EXERCISE AIM:
Say how many lines of the material below contain the word "title", with no other words.
--- START OF DATASET ROWS ---
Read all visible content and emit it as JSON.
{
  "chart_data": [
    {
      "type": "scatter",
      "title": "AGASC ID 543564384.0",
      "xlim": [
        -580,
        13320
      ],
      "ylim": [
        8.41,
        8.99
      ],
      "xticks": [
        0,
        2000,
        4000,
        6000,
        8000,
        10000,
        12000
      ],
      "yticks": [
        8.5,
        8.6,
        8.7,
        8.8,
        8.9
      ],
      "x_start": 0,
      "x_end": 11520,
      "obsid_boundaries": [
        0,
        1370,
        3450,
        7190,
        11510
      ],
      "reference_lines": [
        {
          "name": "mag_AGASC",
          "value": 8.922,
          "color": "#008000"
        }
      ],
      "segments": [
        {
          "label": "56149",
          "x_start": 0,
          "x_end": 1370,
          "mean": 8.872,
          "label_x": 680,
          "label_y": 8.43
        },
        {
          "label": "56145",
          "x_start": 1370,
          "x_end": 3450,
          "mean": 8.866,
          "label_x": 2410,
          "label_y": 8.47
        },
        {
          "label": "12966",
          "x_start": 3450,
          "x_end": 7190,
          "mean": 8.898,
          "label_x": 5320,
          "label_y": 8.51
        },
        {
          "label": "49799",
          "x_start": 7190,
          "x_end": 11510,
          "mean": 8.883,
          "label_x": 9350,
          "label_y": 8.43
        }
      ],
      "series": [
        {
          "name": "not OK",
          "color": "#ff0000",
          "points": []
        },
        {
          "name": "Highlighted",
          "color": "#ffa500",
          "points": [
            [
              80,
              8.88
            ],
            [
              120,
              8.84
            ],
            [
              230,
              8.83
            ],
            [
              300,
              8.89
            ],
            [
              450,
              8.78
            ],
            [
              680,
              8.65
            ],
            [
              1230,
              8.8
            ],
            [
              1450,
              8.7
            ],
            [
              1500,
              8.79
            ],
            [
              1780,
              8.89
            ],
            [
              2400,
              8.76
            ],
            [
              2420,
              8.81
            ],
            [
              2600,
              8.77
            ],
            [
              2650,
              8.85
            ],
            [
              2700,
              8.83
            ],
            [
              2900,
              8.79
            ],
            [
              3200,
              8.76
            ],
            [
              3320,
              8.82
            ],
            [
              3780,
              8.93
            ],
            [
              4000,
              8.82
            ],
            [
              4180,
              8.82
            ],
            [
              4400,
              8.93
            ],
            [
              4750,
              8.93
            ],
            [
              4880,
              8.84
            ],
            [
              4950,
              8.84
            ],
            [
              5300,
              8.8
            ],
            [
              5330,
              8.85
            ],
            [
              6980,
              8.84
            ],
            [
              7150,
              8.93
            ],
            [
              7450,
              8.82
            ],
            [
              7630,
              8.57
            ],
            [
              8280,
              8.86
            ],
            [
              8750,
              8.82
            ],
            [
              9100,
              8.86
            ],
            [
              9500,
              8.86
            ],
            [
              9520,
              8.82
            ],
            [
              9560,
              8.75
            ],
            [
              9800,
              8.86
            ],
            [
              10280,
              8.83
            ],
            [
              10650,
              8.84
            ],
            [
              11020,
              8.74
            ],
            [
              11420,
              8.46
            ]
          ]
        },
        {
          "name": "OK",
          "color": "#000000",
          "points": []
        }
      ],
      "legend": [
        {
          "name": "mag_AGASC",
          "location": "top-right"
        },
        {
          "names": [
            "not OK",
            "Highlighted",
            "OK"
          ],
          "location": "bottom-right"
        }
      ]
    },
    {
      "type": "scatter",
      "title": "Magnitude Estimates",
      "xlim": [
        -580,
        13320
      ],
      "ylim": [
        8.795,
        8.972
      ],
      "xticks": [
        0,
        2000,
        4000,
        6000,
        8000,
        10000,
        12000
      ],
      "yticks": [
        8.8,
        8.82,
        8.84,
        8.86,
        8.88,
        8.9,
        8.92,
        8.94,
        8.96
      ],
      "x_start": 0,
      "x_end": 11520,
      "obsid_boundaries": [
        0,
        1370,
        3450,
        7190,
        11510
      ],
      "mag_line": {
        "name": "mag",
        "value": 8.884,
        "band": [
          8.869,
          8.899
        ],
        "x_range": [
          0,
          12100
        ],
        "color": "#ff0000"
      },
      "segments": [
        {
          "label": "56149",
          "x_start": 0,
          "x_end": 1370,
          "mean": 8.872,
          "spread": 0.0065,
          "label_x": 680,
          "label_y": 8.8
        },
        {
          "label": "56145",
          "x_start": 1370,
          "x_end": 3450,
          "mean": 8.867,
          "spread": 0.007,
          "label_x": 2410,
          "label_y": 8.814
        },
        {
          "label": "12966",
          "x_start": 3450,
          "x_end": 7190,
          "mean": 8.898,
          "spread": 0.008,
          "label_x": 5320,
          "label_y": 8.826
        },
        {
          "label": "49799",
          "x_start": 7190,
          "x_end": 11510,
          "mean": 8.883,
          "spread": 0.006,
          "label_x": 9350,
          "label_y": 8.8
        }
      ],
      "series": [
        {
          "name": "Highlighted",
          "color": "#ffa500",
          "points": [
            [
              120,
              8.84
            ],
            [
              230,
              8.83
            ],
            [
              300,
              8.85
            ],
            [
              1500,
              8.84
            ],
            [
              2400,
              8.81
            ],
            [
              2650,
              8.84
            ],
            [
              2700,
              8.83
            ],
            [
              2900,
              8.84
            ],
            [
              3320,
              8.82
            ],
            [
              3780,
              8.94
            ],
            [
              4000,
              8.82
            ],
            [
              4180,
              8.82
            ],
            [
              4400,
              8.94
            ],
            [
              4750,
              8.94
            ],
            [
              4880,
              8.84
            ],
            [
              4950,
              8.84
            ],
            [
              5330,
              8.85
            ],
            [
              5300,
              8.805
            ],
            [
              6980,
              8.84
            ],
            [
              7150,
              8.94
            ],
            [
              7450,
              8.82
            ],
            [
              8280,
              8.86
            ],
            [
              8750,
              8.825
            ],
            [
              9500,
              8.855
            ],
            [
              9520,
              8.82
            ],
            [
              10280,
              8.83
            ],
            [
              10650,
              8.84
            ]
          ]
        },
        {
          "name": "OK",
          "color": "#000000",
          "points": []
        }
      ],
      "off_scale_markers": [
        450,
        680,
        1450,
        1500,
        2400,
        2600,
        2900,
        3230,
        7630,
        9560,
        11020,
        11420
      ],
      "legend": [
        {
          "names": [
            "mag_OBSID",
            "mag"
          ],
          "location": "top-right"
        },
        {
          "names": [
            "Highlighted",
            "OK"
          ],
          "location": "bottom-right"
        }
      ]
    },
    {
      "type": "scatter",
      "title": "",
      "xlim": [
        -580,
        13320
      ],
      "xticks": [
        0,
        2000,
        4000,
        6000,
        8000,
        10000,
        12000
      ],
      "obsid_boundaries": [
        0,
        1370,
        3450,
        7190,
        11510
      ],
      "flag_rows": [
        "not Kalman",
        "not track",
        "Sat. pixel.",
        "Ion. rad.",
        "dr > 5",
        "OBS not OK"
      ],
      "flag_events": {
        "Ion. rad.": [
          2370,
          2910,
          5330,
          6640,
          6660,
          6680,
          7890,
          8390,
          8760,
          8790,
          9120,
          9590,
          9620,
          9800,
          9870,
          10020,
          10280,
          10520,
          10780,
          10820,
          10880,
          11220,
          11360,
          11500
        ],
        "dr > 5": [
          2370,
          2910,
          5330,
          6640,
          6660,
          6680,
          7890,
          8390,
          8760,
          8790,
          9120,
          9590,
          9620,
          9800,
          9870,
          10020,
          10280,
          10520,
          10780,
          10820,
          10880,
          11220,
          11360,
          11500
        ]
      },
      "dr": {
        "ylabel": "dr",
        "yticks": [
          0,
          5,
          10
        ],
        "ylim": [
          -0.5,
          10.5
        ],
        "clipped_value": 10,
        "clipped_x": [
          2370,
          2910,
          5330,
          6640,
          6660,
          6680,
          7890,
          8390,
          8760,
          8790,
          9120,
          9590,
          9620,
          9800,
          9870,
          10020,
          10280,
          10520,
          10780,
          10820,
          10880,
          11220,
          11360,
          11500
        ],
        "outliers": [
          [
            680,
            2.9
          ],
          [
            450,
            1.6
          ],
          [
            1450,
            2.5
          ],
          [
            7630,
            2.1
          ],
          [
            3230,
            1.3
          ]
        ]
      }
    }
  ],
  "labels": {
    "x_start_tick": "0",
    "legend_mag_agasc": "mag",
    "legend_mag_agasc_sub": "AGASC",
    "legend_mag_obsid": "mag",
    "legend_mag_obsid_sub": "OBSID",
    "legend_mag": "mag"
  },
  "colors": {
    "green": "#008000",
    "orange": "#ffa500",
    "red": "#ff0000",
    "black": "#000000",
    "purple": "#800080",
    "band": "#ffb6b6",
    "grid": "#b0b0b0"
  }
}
--- END OF DATASET ROWS ---
EXERCISE ANSWER:
3